SHORT TASK> Output the entries word for word. Omit images.
::: RECORDED INFORMATION
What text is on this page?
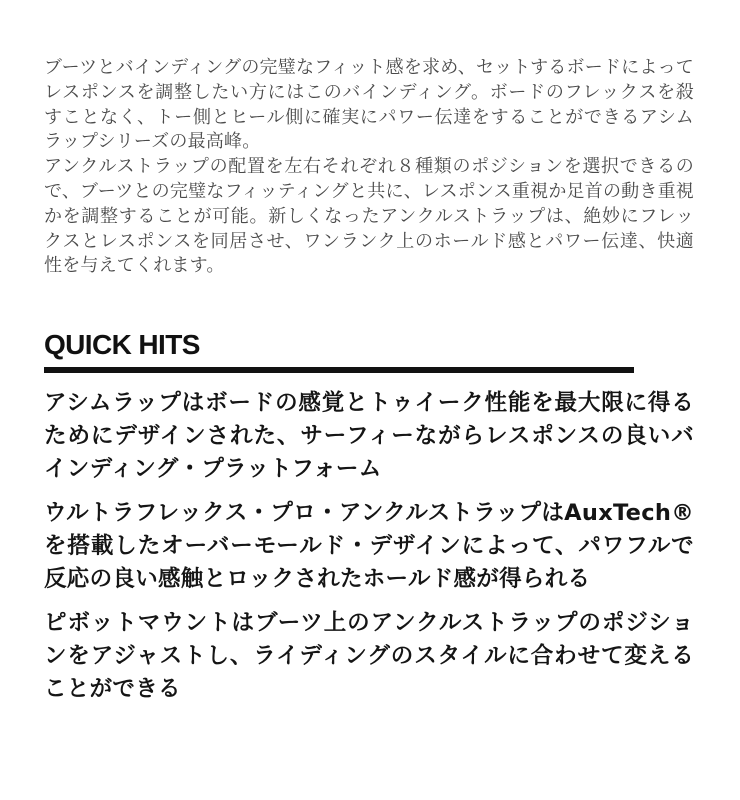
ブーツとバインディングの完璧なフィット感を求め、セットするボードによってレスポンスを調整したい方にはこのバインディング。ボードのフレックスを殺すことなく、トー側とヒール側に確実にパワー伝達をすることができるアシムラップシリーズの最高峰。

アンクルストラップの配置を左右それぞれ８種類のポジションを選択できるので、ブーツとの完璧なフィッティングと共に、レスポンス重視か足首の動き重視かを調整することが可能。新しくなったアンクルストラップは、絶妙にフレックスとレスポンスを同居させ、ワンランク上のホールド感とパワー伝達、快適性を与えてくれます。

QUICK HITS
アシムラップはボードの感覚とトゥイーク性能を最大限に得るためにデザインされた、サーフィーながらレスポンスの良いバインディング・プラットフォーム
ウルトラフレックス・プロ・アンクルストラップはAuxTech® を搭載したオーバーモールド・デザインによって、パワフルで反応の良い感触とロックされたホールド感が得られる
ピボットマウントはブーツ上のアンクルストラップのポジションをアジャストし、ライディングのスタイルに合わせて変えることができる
::::::
EXERCISE SOLUTION>
What text is on this page?
ブーツとバインディングの完璧なフィット感を求め、セットするボードによってレスポンスを調整したい方にはこのバインディング。ボードのフレックスを殺すことなく、トー側とヒール側に確実にパワー伝達をすることができるアシムラップシリーズの最高峰。

アンクルストラップの配置を左右それぞれ８種類のポジションを選択できるので、ブーツとの完璧なフィッティングと共に、レスポンス重視か足首の動き重視かを調整することが可能。新しくなったアンクルストラップは、絶妙にフレックスとレスポンスを同居させ、ワンランク上のホールド感とパワー伝達、快適性を与えてくれます。

QUICK HITS
アシムラップはボードの感覚とトゥイーク性能を最大限に得るためにデザインされた、サーフィーながらレスポンスの良いバインディング・プラットフォーム
ウルトラフレックス・プロ・アンクルストラップはAuxTech® を搭載したオーバーモールド・デザインによって、パワフルで反応の良い感触とロックされたホールド感が得られる
ピボットマウントはブーツ上のアンクルストラップのポジションをアジャストし、ライディングのスタイルに合わせて変えることができる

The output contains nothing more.